## Goal of the exercise
Where a line holds the word "משפט", copy that line.

[Excerpt from a dataset]
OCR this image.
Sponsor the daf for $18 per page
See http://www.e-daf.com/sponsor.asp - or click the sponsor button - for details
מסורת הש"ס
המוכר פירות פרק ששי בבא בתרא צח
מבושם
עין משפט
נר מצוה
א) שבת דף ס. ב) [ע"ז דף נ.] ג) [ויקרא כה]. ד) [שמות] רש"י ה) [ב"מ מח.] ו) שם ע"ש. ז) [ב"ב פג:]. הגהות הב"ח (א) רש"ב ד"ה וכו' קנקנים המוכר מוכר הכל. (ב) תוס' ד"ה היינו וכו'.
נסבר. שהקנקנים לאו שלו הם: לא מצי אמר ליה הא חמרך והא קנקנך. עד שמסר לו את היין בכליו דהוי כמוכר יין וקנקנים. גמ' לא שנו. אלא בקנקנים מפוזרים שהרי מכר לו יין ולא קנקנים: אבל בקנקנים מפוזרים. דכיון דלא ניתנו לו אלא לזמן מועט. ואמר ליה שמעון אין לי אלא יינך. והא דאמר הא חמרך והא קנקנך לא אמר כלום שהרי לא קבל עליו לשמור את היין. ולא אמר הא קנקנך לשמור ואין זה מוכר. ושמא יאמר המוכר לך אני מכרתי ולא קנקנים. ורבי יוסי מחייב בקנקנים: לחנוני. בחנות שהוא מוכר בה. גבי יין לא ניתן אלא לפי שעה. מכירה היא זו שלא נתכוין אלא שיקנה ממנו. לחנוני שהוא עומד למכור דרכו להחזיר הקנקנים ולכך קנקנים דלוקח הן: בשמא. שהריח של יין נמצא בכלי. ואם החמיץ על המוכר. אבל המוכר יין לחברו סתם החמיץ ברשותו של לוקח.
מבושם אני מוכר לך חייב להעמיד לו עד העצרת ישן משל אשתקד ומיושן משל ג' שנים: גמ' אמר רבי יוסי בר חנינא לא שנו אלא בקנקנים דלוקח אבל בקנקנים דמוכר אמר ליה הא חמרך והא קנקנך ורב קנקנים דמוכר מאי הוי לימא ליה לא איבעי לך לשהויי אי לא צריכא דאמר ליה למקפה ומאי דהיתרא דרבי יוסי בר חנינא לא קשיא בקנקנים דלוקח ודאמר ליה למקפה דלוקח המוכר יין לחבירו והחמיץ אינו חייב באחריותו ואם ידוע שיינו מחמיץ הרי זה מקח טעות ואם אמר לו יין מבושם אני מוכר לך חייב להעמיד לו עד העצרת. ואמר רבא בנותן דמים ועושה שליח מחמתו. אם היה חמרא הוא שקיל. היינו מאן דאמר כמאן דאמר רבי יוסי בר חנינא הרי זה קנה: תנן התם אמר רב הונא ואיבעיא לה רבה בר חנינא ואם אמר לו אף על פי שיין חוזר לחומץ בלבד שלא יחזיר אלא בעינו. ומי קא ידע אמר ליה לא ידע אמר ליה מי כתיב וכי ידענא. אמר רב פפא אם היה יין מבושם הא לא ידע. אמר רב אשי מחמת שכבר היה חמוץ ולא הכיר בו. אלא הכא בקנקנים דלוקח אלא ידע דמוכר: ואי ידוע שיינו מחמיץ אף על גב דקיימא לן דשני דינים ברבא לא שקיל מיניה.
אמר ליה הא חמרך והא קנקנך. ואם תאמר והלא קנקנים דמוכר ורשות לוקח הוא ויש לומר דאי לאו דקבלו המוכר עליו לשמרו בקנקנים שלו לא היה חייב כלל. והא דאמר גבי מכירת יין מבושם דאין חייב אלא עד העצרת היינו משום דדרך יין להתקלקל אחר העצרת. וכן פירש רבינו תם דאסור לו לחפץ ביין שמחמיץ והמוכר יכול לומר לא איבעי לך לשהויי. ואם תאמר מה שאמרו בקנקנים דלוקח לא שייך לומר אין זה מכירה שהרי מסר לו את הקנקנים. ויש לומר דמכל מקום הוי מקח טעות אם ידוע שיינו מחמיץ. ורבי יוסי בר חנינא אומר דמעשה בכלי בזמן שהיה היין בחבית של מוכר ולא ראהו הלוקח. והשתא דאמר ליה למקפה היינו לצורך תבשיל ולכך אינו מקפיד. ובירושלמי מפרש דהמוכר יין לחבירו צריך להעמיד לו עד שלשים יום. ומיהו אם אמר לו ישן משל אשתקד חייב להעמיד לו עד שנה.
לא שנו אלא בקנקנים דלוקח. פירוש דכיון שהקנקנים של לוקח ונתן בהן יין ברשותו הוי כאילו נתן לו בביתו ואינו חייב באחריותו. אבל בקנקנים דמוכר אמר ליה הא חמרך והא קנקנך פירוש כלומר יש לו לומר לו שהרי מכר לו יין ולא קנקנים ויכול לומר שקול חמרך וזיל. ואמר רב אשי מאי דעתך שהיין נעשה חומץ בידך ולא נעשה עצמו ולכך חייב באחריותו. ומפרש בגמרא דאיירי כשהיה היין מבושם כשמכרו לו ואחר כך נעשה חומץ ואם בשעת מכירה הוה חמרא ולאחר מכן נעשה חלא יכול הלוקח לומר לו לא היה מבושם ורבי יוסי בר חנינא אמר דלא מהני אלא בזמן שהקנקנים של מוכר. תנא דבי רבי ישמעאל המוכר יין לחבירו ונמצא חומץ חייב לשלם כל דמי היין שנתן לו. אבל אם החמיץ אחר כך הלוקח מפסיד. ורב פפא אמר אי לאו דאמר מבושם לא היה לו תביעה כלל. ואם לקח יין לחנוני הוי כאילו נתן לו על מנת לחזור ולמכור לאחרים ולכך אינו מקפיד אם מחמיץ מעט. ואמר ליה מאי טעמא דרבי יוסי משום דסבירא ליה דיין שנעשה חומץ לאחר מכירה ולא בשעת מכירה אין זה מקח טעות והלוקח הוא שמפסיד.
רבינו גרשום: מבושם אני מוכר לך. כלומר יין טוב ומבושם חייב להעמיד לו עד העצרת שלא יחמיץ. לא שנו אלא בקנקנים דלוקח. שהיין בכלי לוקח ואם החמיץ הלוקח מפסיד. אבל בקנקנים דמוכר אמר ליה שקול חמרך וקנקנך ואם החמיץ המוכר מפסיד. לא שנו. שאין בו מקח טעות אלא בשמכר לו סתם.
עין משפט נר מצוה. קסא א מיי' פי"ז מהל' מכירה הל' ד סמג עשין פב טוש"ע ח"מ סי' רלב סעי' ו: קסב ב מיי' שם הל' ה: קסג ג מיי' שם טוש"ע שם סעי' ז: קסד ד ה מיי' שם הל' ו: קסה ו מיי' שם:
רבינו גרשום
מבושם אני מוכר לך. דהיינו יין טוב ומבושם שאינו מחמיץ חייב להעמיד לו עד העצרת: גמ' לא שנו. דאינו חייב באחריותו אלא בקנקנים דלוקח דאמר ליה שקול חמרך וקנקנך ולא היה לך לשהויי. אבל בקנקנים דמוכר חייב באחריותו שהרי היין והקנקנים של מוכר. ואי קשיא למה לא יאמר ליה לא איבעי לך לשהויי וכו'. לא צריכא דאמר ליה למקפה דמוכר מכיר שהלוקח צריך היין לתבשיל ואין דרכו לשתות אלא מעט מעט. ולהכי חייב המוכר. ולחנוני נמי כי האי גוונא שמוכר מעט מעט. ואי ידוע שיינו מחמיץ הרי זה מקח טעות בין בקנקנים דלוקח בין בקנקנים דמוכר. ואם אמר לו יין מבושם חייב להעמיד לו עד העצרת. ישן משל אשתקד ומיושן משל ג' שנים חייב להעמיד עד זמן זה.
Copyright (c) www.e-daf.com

## Written response
עין משפט
עין משפט נר מצוה. קסא א מיי' פי"ז מהל' מכירה הל' ד סמג עשין פב טוש"ע ח"מ סי' רלב סעי' ו: קסב ב מיי' שם הל' ה: קסג ג מיי' שם טוש"ע שם סעי' ז: קסד ד ה מיי' שם הל' ו: קסה ו מיי' שם:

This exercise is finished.